» Requirements:
Copy each line containing the word "Invitations" from the records that follow, please.

» Dataset entries:
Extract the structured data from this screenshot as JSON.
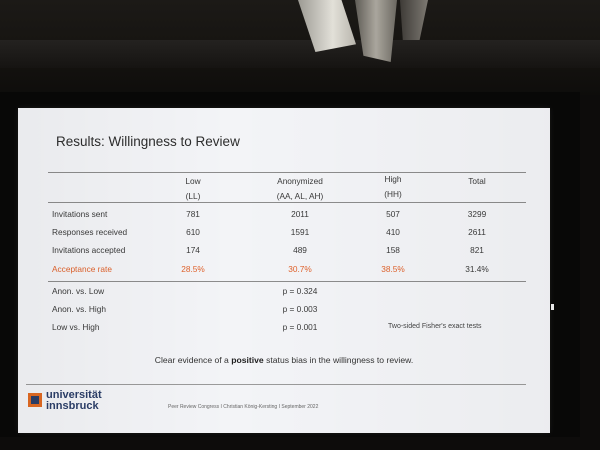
{
  "slide": {
    "title": "Results: Willingness to Review",
    "columns": [
      {
        "line1": "Low",
        "line2": "(LL)"
      },
      {
        "line1": "Anonymized",
        "line2": "(AA, AL, AH)"
      },
      {
        "line1": "High",
        "line2": "(HH)"
      },
      {
        "line1": "Total",
        "line2": ""
      }
    ],
    "rows": [
      {
        "label": "Invitations sent",
        "values": [
          "781",
          "2011",
          "507",
          "3299"
        ]
      },
      {
        "label": "Responses received",
        "values": [
          "610",
          "1591",
          "410",
          "2611"
        ]
      },
      {
        "label": "Invitations accepted",
        "values": [
          "174",
          "489",
          "158",
          "821"
        ]
      },
      {
        "label": "Acceptance rate",
        "values": [
          "28.5%",
          "30.7%",
          "38.5%",
          "31.4%"
        ],
        "highlight_color": "#e0622c"
      }
    ],
    "comparisons": [
      {
        "label": "Anon. vs. Low",
        "p": "p = 0.324"
      },
      {
        "label": "Anon. vs. High",
        "p": "p = 0.003"
      },
      {
        "label": "Low vs. High",
        "p": "p = 0.001"
      }
    ],
    "test_note": "Two-sided Fisher's exact tests",
    "conclusion_before": "Clear evidence of a ",
    "conclusion_bold": "positive",
    "conclusion_after": " status bias in the willingness to review.",
    "logo_line1": "universität",
    "logo_line2": "innsbruck",
    "footer": "Peer Review Congress I Christian König-Kersting I September 2022"
  },
  "colors": {
    "accent": "#e0622c",
    "logo_blue": "#2b3e68",
    "logo_orange": "#e06a22",
    "slide_bg": "#f3f4f7"
  }
}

» Complete answer:
        "label": "Invitations sent",
        "label": "Invitations accepted",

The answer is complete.